GOAL | In the material below, the lines containing the word "title" are required; copy each of them.

DATA TO USE |
——

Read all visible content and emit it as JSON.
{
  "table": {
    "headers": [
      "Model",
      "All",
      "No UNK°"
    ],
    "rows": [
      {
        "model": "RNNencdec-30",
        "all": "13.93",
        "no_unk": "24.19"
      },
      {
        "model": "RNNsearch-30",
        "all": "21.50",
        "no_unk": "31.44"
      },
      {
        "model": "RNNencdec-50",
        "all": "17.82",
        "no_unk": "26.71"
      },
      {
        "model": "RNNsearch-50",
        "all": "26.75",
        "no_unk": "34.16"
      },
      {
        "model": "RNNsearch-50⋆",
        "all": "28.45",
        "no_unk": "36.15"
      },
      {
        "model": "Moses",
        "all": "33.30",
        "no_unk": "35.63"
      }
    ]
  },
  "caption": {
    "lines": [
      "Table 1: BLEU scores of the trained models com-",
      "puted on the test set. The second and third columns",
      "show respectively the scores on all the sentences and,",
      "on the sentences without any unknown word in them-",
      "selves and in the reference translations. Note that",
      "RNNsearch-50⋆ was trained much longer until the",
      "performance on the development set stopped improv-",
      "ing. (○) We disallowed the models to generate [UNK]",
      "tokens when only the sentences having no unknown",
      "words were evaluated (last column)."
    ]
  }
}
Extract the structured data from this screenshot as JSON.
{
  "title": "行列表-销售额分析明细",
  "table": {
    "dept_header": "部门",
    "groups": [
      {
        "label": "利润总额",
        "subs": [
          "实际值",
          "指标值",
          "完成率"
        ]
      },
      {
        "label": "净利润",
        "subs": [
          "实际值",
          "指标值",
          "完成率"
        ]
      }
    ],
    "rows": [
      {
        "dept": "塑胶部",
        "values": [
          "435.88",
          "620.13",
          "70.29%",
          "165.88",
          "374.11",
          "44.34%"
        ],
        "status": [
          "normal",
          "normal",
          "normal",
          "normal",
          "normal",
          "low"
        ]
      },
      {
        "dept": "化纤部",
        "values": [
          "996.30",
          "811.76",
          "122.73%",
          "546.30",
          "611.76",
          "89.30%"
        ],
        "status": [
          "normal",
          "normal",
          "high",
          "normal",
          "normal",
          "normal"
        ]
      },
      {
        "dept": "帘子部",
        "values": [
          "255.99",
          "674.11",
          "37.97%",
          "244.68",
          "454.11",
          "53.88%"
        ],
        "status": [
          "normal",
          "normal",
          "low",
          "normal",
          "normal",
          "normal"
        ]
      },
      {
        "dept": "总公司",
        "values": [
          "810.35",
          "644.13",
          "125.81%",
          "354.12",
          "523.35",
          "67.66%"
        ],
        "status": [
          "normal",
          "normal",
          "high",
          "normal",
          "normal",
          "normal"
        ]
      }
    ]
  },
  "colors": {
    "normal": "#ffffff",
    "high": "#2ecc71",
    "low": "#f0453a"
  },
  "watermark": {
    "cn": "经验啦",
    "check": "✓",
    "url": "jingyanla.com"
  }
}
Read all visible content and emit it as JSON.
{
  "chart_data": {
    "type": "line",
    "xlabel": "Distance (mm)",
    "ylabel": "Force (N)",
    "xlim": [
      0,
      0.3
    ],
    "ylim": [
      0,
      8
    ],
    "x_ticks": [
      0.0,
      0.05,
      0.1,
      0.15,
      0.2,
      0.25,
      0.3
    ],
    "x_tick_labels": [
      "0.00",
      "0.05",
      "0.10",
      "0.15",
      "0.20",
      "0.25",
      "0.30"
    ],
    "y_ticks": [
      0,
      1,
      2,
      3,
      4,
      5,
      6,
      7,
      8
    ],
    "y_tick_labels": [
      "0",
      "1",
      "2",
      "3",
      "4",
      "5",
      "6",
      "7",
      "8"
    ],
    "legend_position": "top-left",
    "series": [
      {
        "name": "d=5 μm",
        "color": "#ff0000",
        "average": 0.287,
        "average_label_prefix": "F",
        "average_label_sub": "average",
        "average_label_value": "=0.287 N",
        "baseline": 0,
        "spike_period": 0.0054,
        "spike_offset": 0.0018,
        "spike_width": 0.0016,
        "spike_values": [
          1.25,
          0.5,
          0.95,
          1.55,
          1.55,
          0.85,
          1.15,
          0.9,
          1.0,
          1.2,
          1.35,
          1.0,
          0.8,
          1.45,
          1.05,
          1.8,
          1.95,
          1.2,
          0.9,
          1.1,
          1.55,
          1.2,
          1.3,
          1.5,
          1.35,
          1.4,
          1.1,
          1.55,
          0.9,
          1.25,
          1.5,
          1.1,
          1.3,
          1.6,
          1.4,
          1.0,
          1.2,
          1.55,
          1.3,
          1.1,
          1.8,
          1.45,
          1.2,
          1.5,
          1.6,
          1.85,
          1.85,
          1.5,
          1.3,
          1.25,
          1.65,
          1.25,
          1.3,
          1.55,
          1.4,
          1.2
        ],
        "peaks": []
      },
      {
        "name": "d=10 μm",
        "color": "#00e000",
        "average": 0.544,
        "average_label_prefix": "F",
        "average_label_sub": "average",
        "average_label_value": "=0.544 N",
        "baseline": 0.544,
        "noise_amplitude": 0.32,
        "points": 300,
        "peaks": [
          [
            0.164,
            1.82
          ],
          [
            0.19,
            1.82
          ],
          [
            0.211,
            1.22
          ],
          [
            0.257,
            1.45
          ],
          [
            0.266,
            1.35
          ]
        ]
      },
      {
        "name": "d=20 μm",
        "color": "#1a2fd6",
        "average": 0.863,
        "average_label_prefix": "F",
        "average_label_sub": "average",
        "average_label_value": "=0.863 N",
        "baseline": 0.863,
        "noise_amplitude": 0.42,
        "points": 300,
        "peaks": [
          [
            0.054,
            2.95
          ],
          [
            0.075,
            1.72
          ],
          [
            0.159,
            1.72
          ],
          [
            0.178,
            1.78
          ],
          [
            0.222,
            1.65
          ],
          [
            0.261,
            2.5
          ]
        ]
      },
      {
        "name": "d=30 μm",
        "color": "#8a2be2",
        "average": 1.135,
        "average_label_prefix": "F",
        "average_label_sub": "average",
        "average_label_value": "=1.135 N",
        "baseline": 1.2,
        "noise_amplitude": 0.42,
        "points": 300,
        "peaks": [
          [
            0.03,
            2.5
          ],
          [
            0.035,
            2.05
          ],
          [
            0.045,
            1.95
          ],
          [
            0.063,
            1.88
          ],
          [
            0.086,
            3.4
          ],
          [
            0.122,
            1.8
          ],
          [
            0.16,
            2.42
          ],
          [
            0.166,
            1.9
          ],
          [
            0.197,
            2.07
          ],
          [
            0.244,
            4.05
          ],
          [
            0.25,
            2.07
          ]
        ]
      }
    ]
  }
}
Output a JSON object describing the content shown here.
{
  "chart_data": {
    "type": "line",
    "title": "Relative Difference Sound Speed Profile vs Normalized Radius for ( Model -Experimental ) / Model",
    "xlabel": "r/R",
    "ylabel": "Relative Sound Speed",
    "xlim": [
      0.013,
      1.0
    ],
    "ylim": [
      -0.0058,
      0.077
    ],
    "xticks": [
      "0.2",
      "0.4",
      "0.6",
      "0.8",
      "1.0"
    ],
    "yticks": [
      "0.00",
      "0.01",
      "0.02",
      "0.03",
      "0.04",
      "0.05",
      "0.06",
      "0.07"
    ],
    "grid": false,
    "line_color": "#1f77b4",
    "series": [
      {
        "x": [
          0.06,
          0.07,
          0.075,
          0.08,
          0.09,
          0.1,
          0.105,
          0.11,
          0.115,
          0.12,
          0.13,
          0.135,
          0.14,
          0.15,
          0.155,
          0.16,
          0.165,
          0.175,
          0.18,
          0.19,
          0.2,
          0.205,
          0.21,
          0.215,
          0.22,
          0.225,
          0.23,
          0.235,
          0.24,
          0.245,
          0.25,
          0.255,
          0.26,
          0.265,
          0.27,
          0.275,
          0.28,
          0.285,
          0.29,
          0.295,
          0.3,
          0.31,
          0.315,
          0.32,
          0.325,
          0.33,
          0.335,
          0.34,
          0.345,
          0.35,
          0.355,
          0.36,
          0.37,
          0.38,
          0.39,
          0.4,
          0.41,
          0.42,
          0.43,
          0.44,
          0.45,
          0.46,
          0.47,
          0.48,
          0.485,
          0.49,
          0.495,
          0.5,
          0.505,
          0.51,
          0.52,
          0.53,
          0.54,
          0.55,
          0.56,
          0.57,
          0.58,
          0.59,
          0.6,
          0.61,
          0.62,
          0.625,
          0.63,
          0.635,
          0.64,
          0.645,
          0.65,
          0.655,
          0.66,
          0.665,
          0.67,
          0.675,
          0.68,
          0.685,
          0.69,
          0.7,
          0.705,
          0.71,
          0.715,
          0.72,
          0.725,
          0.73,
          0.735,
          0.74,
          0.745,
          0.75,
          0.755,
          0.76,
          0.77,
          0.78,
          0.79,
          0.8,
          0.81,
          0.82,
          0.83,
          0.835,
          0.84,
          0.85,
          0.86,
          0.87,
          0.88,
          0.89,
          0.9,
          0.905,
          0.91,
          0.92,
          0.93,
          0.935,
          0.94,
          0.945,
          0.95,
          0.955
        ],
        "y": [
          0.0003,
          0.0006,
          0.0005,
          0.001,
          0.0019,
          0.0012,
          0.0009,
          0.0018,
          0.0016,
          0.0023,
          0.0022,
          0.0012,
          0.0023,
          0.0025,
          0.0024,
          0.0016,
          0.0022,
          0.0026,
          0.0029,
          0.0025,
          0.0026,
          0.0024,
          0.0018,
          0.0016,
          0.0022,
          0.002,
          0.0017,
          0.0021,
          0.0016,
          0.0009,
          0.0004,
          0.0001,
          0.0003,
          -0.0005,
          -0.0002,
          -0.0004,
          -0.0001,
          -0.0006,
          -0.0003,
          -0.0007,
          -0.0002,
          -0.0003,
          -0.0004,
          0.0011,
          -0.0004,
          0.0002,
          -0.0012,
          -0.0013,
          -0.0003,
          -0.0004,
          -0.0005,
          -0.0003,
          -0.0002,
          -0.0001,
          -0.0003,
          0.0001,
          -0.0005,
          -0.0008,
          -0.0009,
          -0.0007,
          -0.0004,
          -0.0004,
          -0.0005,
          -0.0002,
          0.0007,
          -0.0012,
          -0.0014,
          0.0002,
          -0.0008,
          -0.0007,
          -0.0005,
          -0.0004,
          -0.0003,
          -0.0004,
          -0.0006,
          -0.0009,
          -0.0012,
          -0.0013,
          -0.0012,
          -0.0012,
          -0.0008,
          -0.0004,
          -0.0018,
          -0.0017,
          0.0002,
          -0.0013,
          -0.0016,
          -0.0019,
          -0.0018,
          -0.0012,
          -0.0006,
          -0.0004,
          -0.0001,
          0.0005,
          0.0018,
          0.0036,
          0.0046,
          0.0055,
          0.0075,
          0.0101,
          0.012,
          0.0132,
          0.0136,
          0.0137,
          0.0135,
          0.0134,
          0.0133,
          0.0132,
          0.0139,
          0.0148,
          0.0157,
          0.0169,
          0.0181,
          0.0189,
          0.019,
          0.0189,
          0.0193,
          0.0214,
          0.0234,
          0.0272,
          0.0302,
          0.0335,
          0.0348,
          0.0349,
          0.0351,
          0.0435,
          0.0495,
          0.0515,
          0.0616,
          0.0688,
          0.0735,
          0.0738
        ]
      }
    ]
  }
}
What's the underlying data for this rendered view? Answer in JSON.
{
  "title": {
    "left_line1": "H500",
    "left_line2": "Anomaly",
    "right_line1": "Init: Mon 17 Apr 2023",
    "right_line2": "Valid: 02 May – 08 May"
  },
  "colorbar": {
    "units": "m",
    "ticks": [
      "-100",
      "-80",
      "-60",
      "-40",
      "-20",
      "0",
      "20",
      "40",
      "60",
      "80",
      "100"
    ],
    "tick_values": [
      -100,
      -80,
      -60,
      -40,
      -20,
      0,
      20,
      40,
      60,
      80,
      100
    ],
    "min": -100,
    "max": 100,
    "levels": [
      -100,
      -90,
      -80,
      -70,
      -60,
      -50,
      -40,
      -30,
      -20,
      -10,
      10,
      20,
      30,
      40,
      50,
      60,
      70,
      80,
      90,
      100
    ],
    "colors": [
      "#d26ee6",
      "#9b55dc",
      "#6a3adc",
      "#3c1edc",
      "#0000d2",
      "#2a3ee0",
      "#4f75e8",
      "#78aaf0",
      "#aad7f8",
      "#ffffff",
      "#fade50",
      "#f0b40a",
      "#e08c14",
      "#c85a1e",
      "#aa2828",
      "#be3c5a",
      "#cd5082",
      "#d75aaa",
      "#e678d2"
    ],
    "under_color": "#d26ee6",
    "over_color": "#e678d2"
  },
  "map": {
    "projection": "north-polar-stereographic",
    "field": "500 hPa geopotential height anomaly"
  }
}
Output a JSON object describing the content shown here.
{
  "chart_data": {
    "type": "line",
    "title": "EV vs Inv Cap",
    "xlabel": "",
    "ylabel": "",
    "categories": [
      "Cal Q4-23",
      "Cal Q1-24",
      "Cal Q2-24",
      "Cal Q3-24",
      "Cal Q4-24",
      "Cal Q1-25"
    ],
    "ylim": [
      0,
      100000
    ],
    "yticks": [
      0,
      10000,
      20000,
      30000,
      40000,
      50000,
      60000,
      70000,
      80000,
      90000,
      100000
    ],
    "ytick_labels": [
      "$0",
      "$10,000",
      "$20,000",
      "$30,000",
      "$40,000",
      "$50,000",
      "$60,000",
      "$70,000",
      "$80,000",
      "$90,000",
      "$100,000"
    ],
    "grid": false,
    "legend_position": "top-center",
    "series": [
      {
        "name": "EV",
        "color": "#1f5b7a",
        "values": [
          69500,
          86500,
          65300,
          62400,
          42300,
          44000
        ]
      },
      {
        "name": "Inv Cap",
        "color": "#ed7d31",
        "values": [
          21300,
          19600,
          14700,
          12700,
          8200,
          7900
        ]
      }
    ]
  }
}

——

OUTPUT FOR THIS EXERCISE |
  "title": "行列表-销售额分析明细",
    "title": "Relative Difference Sound Speed Profile vs Normalized Radius for ( Model -Experimental ) / Model",
  "title": {
    "title": "EV vs Inv Cap",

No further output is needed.